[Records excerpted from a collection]
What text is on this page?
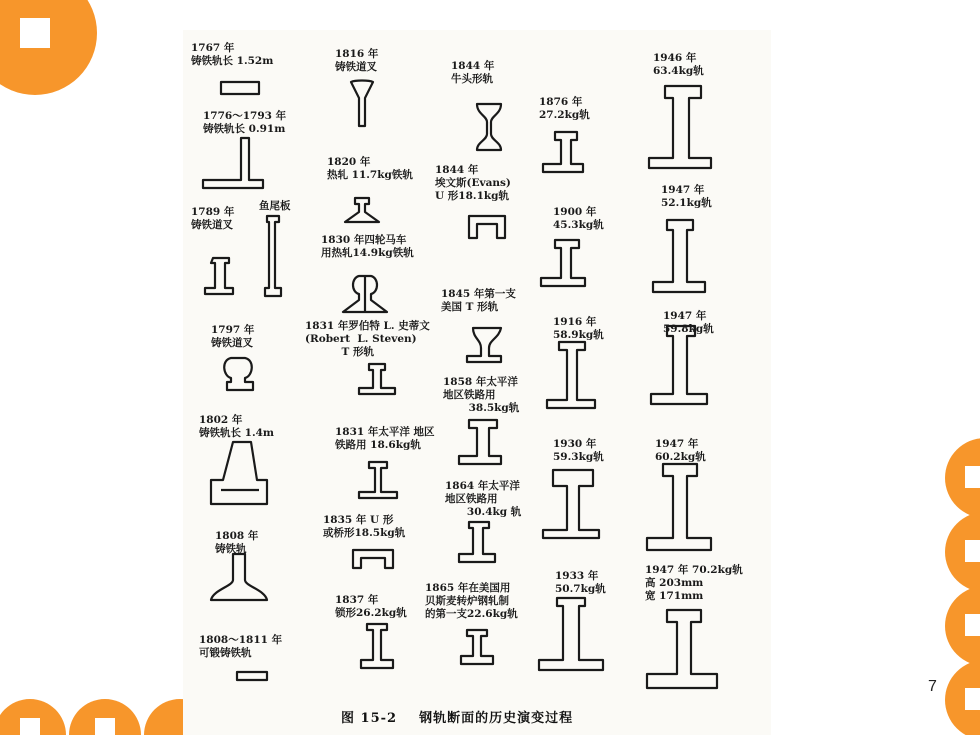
1767 年
铸铁轨长 1.52m
1776～1793 年
铸铁轨长 0.91m
1789 年
铸铁道叉
鱼尾板
1797 年
铸铁道叉
1802 年
铸铁轨长 1.4m
1808 年
铸铁轨
1808～1811 年
可锻铸铁轨
1816 年
铸铁道叉
1820 年
热轧 11.7kg铁轨
1830 年四轮马车
用热轧14.9kg铁轨
1831 年罗伯特 L. 史蒂文
(Robert  L. Steven)
T 形轨
1831 年太平洋 地区
铁路用 18.6kg轨
1835 年 U 形
或桥形18.5kg轨
1837 年
锁形26.2kg轨
1844 年
牛头形轨
1844 年
埃文斯(Evans)
U 形18.1kg轨
1845 年第一支
美国 T 形轨
1858 年太平洋
地区铁路用
38.5kg轨
1864 年太平洋
地区铁路用
30.4kg 轨
1865 年在美国用
贝斯麦转炉钢轧制
的第一支22.6kg轨
1876 年
27.2kg轨
1900 年
45.3kg轨
1916 年
58.9kg轨
1930 年
59.3kg轨
1933 年
50.7kg轨
1946 年
63.4kg轨
1947 年
52.1kg轨
1947 年
59.8kg轨
1947 年
60.2kg轨
1947 年 70.2kg轨
高 203mm
宽 171mm
图 15-2    钢轨断面的历史演变过程
7
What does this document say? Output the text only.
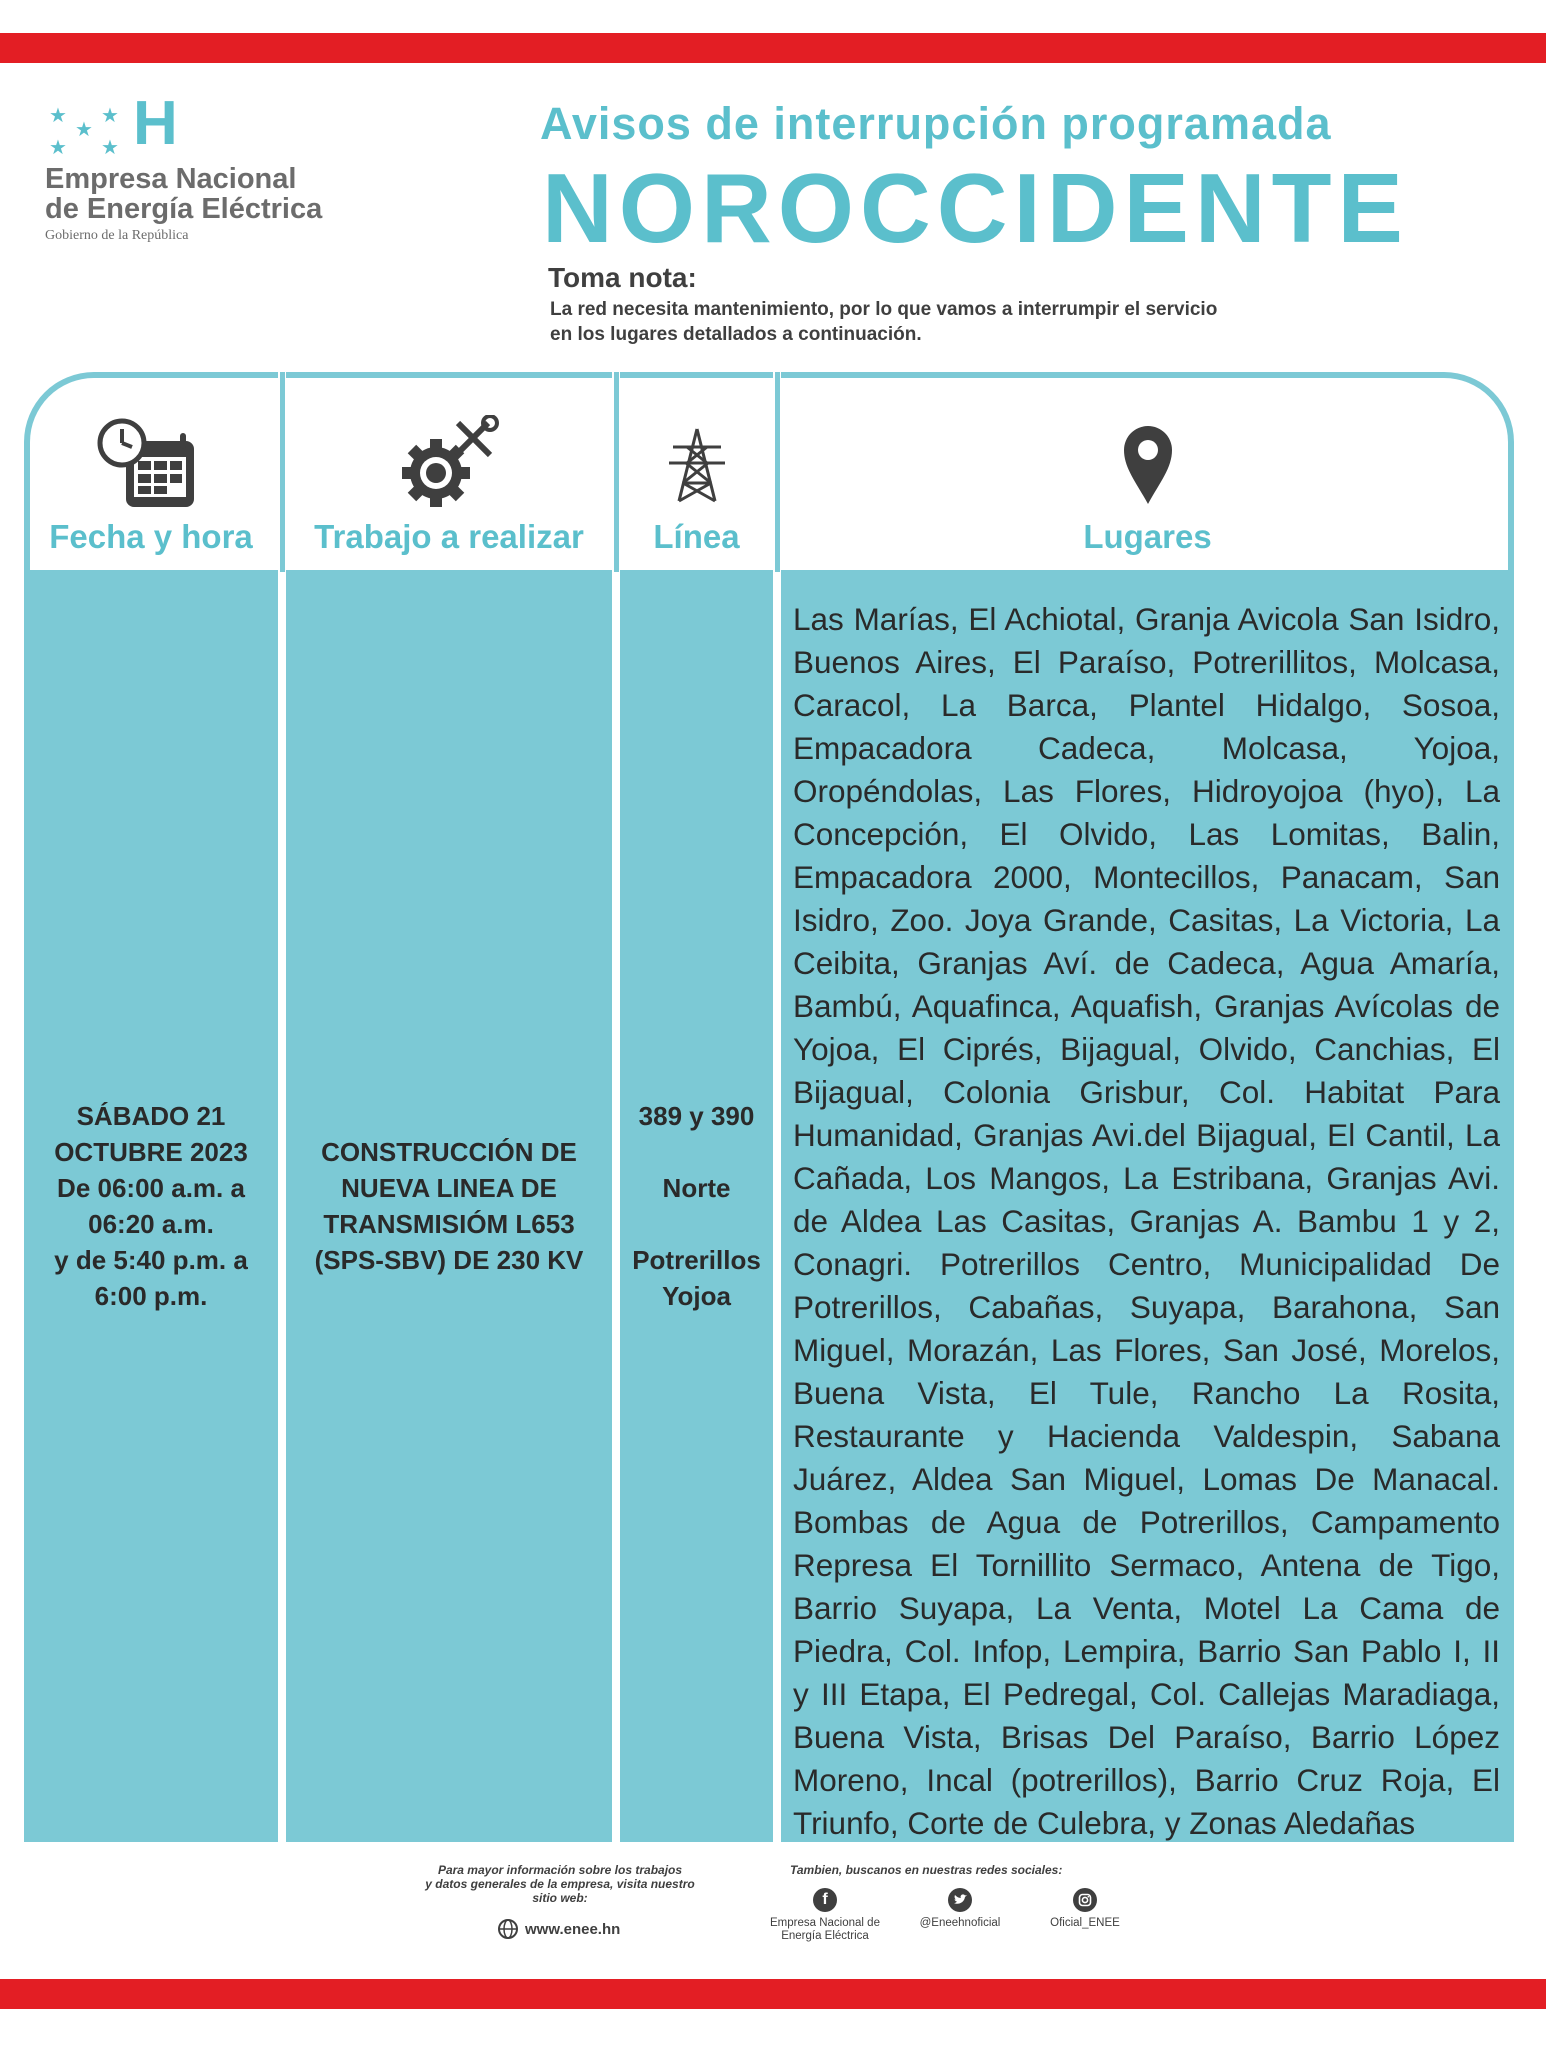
★ ★
★
★ ★ H
Empresa Nacional
de Energía Eléctrica
Gobierno de la República
Avisos de interrupción programada
NOROCCIDENTE
Toma nota:
La red necesita mantenimiento, por lo que vamos a interrumpir el servicio
en los lugares detallados a continuación.
Fecha y hora
SÁBADO 21
OCTUBRE 2023
De 06:00 a.m. a
06:20 a.m.
y de 5:40 p.m. a
6:00 p.m.
Trabajo a realizar
CONSTRUCCIÓN DE
NUEVA LINEA DE
TRANSMISIÓM L653
(SPS-SBV) DE 230 KV
Línea
389 y 390
Norte
Potrerillos
Yojoa
Lugares
Las Marías, El Achiotal, Granja Avicola San Isidro, Buenos Aires, El Paraíso, Potrerillitos, Molcasa, Caracol, La Barca, Plantel Hidalgo, Sosoa, Empacadora Cadeca, Molcasa, Yojoa, Oropéndolas, Las Flores, Hidroyojoa (hyo), La Concepción, El Olvido, Las Lomitas, Balin, Empacadora 2000, Montecillos, Panacam, San Isidro, Zoo. Joya Grande, Casitas, La Victoria, La Ceibita, Granjas Aví. de Cadeca, Agua Amaría, Bambú, Aquafinca, Aquafish, Granjas Avícolas de Yojoa, El Ciprés, Bijagual, Olvido, Canchias, El Bijagual, Colonia Grisbur, Col. Habitat Para Humanidad, Granjas Avi.del Bijagual, El Cantil, La Cañada, Los Mangos, La Estribana, Granjas Avi. de Aldea Las Casitas, Granjas A. Bambu 1 y 2, Conagri. Potrerillos Centro, Municipalidad De Potrerillos, Cabañas, Suyapa, Barahona, San Miguel, Morazán, Las Flores, San José, Morelos, Buena Vista, El Tule, Rancho La Rosita, Restaurante y Hacienda Valdespin, Sabana Juárez, Aldea San Miguel, Lomas De Manacal. Bombas de Agua de Potrerillos, Campamento Represa El Tornillito Sermaco, Antena de Tigo, Barrio Suyapa, La Venta, Motel La Cama de Piedra, Col. Infop, Lempira, Barrio San Pablo I, II y III Etapa, El Pedregal, Col. Callejas Maradiaga, Buena Vista, Brisas Del Paraíso, Barrio López Moreno, Incal (potrerillos), Barrio Cruz Roja, El Triunfo, Corte de Culebra, y Zonas Aledañas
Para mayor información sobre los trabajos
y datos generales de la empresa, visita nuestro
sitio web:
www.enee.hn
Tambien, buscanos en nuestras redes sociales:
f
Empresa Nacional de
Energía Eléctrica
@Eneehnoficial	Oficial_ENEE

(WORK TO DO):
Look for "Energía" and pull out every line that has it.

(EXERCISE OUTPUT):
de Energía Eléctrica
Energía Eléctrica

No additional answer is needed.